● **Exercise aim**: In the entries starting at the line containing "bar (439, 209, 468, 304)" and ending at the line containing "bar-front (261, 228, 281, 303)", switch every "gridline" to "grid line" and leave everything else unchanged. Return only those lines.

● **Material for this task**:

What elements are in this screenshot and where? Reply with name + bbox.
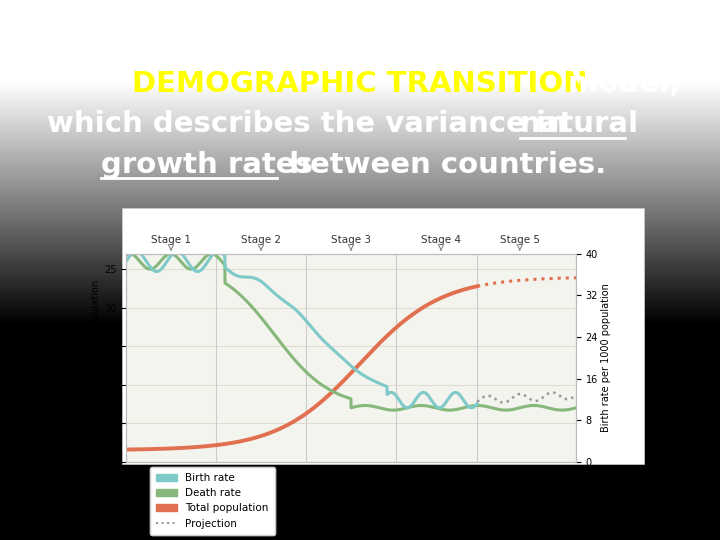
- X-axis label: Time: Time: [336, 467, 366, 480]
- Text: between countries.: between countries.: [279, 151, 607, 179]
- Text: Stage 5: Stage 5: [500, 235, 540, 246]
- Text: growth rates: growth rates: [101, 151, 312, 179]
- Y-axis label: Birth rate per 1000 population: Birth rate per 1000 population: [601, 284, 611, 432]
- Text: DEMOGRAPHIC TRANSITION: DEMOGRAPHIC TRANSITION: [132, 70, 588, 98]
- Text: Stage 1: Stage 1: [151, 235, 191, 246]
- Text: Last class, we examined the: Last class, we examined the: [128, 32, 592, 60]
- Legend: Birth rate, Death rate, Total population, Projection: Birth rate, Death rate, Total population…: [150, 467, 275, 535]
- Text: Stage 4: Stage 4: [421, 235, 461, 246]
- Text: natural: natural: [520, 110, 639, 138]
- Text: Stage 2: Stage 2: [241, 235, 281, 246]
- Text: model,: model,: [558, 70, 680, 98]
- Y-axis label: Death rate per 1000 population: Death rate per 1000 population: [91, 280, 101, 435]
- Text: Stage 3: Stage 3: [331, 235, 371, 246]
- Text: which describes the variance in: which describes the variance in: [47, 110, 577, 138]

...

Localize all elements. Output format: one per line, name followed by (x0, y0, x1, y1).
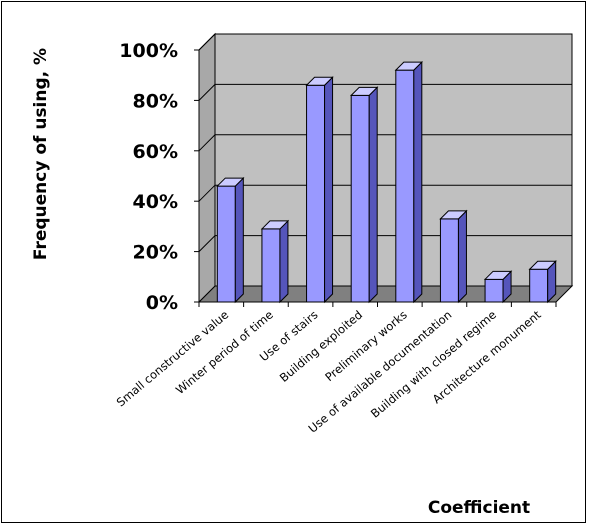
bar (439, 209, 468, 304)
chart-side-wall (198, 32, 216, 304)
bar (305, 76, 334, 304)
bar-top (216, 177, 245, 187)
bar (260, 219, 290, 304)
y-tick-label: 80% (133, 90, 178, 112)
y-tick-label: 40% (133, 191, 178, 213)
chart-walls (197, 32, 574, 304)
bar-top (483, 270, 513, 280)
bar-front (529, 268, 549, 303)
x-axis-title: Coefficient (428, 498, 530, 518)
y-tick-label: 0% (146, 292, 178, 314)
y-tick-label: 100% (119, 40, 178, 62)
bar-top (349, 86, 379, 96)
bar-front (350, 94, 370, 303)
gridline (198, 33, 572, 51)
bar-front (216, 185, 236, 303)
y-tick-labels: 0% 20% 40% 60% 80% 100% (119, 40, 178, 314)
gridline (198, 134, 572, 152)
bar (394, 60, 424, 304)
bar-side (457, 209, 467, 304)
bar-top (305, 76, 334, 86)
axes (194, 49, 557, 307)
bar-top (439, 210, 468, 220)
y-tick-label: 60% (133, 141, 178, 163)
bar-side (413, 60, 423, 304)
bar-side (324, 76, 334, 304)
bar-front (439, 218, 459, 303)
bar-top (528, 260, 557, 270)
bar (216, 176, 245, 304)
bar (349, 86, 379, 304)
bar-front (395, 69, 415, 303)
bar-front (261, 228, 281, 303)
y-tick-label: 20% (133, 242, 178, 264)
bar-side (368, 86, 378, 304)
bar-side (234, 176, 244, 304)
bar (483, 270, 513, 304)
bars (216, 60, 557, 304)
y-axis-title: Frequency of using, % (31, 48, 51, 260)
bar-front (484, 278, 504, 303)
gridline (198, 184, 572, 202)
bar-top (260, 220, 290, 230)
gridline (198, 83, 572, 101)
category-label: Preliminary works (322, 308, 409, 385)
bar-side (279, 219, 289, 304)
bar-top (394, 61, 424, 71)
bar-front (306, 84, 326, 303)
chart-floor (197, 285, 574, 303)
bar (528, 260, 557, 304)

--

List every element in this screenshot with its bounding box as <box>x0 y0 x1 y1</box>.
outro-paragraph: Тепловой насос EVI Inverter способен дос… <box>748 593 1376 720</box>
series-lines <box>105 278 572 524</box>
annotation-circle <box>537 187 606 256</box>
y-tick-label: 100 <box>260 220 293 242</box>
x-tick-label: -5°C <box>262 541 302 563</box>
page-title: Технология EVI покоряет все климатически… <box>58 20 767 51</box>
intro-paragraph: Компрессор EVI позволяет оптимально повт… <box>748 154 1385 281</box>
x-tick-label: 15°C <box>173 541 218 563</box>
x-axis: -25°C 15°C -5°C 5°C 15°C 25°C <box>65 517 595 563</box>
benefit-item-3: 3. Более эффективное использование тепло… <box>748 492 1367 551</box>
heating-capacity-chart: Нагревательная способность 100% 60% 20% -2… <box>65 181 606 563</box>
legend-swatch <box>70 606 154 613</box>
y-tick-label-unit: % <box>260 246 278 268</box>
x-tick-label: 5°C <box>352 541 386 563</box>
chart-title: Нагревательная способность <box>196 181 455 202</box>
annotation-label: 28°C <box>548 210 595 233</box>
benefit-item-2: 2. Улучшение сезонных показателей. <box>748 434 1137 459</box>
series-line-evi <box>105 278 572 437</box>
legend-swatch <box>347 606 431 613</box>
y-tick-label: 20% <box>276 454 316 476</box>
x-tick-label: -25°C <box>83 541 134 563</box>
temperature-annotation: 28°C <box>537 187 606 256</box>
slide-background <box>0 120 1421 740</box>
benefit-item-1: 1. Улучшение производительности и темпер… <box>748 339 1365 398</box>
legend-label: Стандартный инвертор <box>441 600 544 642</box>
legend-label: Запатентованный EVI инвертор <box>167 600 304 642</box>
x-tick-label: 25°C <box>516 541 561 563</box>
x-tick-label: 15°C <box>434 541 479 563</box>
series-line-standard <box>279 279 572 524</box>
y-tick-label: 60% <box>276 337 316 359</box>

● **Final result**:
bar (439, 209, 468, 304)
chart-side-wall (198, 32, 216, 304)
bar (305, 76, 334, 304)
bar-top (216, 177, 245, 187)
bar (260, 219, 290, 304)
y-tick-label: 80% (133, 90, 178, 112)
y-tick-label: 40% (133, 191, 178, 213)
chart-walls (197, 32, 574, 304)
bar-top (483, 270, 513, 280)
bar-front (529, 268, 549, 303)
x-axis-title: Coefficient (428, 498, 530, 518)
y-tick-label: 0% (146, 292, 178, 314)
y-tick-label: 100% (119, 40, 178, 62)
bar-top (349, 86, 379, 96)
bar-front (350, 94, 370, 303)
grid line (198, 33, 572, 51)
bar-front (216, 185, 236, 303)
y-tick-labels: 0% 20% 40% 60% 80% 100% (119, 40, 178, 314)
grid line (198, 134, 572, 152)
bar (394, 60, 424, 304)
bar-side (457, 209, 467, 304)
bar-top (305, 76, 334, 86)
axes (194, 49, 557, 307)
bar-top (439, 210, 468, 220)
y-tick-label: 60% (133, 141, 178, 163)
bar-side (413, 60, 423, 304)
bar-side (324, 76, 334, 304)
bar-front (439, 218, 459, 303)
bar-top (528, 260, 557, 270)
bar (216, 176, 245, 304)
bar (349, 86, 379, 304)
bar-front (395, 69, 415, 303)
bar-front (261, 228, 281, 303)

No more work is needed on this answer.